**SET TASK**
The records are to be restated in their entirety, word for word.

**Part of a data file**
•••
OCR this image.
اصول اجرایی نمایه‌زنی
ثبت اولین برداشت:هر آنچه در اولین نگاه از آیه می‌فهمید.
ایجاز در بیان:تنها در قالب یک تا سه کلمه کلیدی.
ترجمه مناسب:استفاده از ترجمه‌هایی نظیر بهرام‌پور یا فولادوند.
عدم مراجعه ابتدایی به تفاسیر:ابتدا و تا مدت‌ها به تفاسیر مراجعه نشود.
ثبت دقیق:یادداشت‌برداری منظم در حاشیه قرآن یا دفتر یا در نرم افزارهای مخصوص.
•••
**TASK OUTPUT**
OCR this image.
اصول اجرایی نمایه‌زنی
ثبت اولین برداشت:هر آنچه در اولین نگاه از آیه می‌فهمید.
ایجاز در بیان:تنها در قالب یک تا سه کلمه کلیدی.
ترجمه مناسب:استفاده از ترجمه‌هایی نظیر بهرام‌پور یا فولادوند.
عدم مراجعه ابتدایی به تفاسیر:ابتدا و تا مدت‌ها به تفاسیر مراجعه نشود.
ثبت دقیق:یادداشت‌برداری منظم در حاشیه قرآن یا دفتر یا در نرم افزارهای مخصوص.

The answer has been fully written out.